= INPUT ROWS =
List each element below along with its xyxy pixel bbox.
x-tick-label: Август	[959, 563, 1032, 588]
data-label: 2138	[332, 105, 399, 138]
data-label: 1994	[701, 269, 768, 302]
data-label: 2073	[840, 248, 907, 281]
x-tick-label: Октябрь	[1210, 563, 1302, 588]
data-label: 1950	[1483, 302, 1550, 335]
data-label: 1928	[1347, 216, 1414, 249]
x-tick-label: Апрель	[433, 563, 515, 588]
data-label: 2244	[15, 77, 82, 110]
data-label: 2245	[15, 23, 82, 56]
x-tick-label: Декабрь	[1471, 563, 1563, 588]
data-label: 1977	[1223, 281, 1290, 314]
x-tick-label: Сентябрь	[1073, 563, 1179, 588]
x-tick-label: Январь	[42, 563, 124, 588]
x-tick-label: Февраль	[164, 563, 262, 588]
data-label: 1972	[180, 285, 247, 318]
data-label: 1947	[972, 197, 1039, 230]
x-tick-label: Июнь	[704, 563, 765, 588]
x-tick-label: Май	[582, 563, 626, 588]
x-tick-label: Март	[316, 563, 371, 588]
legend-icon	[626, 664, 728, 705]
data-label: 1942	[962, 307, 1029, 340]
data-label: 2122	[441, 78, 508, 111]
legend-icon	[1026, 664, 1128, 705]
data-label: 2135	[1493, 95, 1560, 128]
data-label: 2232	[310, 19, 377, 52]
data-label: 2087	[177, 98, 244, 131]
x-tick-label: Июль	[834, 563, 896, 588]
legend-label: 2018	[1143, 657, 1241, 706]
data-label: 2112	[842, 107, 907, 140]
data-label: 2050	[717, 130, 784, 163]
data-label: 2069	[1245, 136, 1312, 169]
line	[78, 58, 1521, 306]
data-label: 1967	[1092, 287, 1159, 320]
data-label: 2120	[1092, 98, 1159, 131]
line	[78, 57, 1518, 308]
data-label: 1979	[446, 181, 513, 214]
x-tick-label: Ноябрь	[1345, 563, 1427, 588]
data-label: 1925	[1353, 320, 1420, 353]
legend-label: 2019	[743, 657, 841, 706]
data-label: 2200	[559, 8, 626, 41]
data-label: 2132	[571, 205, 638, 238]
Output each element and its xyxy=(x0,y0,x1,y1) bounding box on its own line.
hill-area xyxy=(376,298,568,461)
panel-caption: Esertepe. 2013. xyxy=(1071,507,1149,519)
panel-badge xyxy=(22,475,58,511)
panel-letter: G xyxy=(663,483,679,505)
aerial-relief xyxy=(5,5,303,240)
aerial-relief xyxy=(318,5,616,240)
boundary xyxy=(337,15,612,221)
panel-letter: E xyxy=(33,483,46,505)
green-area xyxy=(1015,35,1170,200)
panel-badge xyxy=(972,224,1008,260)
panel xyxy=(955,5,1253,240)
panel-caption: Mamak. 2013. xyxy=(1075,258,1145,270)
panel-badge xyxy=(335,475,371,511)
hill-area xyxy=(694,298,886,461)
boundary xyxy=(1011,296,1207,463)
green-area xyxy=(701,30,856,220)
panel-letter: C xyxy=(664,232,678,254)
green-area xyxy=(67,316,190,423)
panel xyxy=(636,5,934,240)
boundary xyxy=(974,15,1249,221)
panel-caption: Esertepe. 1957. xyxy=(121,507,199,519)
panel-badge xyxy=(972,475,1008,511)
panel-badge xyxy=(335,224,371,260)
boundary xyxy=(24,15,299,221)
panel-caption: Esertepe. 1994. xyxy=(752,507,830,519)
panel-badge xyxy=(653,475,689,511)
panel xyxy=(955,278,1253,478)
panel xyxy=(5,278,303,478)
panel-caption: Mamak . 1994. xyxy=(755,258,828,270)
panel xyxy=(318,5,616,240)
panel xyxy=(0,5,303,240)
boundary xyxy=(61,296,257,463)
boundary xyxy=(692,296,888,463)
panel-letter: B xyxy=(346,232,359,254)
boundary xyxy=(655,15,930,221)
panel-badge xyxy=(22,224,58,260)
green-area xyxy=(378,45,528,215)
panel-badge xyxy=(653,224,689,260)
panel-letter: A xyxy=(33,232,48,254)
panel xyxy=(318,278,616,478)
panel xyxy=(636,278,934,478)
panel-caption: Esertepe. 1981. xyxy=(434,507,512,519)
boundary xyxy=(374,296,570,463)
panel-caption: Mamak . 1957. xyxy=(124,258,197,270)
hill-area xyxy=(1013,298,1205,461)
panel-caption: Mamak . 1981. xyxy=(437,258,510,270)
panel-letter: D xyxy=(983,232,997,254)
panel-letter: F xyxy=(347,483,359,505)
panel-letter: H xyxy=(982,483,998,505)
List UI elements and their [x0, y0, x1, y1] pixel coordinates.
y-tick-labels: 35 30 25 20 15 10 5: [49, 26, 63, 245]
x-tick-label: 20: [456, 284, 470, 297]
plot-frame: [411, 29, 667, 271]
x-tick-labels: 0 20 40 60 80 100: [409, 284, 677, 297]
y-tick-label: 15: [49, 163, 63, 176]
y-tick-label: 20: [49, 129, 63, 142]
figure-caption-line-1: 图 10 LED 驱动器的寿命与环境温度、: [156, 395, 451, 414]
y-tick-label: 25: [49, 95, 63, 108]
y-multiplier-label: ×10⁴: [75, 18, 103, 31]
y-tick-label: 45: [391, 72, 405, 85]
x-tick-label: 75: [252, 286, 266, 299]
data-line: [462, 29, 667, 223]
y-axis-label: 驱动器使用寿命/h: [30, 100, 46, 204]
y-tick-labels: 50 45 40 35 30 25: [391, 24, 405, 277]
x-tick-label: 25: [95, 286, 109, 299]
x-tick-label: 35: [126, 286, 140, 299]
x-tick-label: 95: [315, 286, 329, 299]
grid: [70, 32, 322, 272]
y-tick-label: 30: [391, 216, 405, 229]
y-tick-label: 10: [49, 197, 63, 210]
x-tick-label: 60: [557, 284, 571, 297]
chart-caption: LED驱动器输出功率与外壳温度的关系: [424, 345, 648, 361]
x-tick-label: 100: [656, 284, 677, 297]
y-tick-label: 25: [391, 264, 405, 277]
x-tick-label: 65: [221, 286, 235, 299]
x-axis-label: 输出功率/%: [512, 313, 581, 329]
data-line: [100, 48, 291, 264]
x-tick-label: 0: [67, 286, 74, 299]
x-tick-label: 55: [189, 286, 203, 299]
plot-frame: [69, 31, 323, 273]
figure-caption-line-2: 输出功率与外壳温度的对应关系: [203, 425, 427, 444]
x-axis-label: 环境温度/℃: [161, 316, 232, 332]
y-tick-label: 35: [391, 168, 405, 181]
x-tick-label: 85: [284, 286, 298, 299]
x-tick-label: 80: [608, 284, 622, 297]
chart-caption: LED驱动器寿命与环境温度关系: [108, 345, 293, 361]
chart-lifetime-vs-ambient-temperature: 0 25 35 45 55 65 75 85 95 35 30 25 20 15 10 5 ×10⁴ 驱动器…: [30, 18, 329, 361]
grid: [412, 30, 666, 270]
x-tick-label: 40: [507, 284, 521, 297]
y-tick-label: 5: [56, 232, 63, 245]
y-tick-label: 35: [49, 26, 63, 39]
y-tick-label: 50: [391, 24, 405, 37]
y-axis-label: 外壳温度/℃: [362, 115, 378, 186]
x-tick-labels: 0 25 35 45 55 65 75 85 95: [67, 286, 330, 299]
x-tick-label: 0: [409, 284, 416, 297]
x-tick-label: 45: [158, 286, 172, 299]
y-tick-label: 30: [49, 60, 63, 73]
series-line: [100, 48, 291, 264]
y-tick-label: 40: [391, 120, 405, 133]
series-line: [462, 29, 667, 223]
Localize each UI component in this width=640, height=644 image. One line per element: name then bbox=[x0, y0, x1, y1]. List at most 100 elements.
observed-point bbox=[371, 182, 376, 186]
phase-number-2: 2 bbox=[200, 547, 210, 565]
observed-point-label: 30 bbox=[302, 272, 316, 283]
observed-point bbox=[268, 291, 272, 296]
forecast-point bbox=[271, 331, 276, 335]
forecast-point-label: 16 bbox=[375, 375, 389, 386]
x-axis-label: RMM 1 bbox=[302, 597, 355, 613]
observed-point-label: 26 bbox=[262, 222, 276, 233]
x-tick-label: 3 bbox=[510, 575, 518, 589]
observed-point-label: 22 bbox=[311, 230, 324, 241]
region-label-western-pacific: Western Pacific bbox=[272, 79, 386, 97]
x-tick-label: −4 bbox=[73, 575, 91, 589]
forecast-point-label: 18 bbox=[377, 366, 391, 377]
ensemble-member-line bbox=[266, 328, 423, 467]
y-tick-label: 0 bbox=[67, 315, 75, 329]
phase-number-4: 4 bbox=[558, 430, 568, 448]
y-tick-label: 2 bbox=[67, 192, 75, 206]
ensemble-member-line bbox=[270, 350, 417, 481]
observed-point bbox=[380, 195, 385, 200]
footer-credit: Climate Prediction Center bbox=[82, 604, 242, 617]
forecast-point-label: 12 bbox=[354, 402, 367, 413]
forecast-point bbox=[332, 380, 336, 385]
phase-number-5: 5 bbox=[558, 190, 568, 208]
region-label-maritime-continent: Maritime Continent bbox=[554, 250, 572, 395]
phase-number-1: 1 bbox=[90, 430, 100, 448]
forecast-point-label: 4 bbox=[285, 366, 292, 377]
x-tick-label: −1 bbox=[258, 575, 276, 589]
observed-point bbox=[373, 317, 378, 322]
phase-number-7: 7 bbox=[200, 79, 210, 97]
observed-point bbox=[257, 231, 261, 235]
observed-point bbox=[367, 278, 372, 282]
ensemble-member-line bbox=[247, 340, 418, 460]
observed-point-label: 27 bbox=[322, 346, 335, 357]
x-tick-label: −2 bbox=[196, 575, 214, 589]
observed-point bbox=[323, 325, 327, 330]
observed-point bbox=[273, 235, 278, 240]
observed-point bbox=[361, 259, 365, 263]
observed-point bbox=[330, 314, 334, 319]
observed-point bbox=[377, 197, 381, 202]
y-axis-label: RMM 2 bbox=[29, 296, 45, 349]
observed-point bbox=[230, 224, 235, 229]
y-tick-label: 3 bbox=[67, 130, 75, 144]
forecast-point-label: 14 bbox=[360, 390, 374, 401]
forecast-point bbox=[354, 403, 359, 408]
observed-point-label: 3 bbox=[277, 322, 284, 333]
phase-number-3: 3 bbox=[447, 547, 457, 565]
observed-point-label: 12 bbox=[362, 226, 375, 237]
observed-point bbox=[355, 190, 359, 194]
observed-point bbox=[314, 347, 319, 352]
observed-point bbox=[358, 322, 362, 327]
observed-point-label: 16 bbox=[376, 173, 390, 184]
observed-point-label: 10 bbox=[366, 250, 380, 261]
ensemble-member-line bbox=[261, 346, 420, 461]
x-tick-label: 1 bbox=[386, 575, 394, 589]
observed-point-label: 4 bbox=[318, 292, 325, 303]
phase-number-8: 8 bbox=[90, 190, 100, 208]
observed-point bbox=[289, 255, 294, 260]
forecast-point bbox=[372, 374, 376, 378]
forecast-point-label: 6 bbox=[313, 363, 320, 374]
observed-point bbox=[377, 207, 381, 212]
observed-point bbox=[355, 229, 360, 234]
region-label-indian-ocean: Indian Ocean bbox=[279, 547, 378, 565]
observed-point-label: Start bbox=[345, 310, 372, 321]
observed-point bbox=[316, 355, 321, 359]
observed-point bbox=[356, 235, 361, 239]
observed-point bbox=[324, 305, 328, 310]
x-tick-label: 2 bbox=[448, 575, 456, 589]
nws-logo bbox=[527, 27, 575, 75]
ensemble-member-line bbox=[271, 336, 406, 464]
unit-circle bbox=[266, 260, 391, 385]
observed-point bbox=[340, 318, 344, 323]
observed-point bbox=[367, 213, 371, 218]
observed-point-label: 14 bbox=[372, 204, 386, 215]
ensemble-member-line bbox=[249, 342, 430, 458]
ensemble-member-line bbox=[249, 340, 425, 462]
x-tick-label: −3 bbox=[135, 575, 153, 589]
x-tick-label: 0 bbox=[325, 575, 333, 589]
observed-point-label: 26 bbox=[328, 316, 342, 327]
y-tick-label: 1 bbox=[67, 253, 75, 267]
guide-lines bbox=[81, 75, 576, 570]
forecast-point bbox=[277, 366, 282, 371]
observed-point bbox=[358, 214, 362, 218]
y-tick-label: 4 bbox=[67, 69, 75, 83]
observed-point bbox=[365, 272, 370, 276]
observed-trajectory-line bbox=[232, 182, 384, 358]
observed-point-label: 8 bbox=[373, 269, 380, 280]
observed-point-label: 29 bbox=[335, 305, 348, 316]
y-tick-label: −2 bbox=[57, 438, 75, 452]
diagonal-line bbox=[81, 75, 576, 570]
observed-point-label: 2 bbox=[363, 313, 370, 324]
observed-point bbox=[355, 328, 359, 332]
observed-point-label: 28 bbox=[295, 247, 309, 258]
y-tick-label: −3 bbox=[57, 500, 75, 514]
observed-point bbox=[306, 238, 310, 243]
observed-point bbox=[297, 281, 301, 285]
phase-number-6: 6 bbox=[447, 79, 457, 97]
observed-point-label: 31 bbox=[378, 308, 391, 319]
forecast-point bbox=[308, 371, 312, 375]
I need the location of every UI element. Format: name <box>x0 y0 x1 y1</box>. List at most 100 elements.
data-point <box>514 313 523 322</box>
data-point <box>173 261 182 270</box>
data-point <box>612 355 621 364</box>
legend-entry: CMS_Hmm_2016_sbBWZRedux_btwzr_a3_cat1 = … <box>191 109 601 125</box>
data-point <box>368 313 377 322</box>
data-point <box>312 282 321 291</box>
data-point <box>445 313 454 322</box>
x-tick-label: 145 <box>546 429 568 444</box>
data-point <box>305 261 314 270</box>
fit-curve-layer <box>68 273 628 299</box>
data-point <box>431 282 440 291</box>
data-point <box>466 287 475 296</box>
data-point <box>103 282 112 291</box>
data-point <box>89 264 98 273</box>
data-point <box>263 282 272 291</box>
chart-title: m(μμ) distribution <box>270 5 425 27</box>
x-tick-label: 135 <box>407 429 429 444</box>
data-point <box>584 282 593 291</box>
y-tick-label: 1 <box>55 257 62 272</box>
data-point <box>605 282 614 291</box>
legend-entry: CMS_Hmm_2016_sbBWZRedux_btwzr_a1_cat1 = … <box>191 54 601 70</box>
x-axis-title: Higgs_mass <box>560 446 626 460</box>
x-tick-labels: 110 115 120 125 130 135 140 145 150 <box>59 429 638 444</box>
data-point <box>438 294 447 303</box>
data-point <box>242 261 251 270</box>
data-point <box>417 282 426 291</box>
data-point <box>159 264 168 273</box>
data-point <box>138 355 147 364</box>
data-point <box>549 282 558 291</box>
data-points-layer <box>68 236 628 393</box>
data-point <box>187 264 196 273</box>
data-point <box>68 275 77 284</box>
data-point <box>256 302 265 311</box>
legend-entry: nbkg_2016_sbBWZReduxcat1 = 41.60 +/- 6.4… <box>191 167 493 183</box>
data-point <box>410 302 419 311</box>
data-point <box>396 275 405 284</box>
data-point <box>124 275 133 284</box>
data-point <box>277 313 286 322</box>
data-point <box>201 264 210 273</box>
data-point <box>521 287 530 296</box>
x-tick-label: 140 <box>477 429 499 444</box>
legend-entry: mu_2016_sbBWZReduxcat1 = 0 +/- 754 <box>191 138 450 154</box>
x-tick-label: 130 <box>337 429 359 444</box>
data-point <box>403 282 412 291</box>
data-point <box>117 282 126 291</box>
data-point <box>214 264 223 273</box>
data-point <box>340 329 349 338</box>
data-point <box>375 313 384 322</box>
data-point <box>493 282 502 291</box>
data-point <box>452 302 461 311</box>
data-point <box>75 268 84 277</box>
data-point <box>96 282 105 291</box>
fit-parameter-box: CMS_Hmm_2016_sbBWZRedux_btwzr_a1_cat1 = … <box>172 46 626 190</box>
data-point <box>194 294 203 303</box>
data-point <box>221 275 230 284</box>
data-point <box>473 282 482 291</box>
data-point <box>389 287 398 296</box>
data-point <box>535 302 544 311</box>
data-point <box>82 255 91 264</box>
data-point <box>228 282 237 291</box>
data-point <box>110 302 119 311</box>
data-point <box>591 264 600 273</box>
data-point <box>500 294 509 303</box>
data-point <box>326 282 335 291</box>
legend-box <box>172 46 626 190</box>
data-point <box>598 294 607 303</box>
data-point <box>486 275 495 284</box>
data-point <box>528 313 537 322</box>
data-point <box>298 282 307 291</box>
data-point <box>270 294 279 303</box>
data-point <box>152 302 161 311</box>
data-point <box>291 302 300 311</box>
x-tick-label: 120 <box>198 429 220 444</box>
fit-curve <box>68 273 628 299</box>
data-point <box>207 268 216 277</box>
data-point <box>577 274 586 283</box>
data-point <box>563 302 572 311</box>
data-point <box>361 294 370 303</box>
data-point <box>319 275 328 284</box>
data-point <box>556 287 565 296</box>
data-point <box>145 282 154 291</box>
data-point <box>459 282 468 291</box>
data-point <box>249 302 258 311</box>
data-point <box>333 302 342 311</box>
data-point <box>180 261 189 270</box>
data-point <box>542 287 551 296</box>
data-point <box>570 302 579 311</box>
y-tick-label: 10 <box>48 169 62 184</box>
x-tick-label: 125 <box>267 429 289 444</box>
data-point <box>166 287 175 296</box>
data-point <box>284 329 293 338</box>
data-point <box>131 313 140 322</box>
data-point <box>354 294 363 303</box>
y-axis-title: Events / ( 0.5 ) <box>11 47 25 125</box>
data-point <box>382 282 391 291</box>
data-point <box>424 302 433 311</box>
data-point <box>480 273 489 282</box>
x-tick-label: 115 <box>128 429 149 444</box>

= WRITTEN EXERCISE =
Copy the items above line for line, from the very start through the line that contains "78, 508, 111]", both ends included.

= EXERCISE OUTPUT =
List each element below along with its xyxy pixel bbox.
x-tick-label: Август	[959, 563, 1032, 588]
data-label: 2138	[332, 105, 399, 138]
data-label: 1994	[701, 269, 768, 302]
data-label: 2073	[840, 248, 907, 281]
x-tick-label: Октябрь	[1210, 563, 1302, 588]
data-label: 1950	[1483, 302, 1550, 335]
data-label: 1928	[1347, 216, 1414, 249]
x-tick-label: Апрель	[433, 563, 515, 588]
data-label: 2244	[15, 77, 82, 110]
data-label: 2245	[15, 23, 82, 56]
x-tick-label: Декабрь	[1471, 563, 1563, 588]
data-label: 1977	[1223, 281, 1290, 314]
x-tick-label: Сентябрь	[1073, 563, 1179, 588]
x-tick-label: Январь	[42, 563, 124, 588]
x-tick-label: Февраль	[164, 563, 262, 588]
data-label: 1972	[180, 285, 247, 318]
data-label: 1947	[972, 197, 1039, 230]
x-tick-label: Июнь	[704, 563, 765, 588]
x-tick-label: Май	[582, 563, 626, 588]
x-tick-label: Март	[316, 563, 371, 588]
legend-icon	[626, 664, 728, 705]
data-label: 1942	[962, 307, 1029, 340]
data-label: 2122	[441, 78, 508, 111]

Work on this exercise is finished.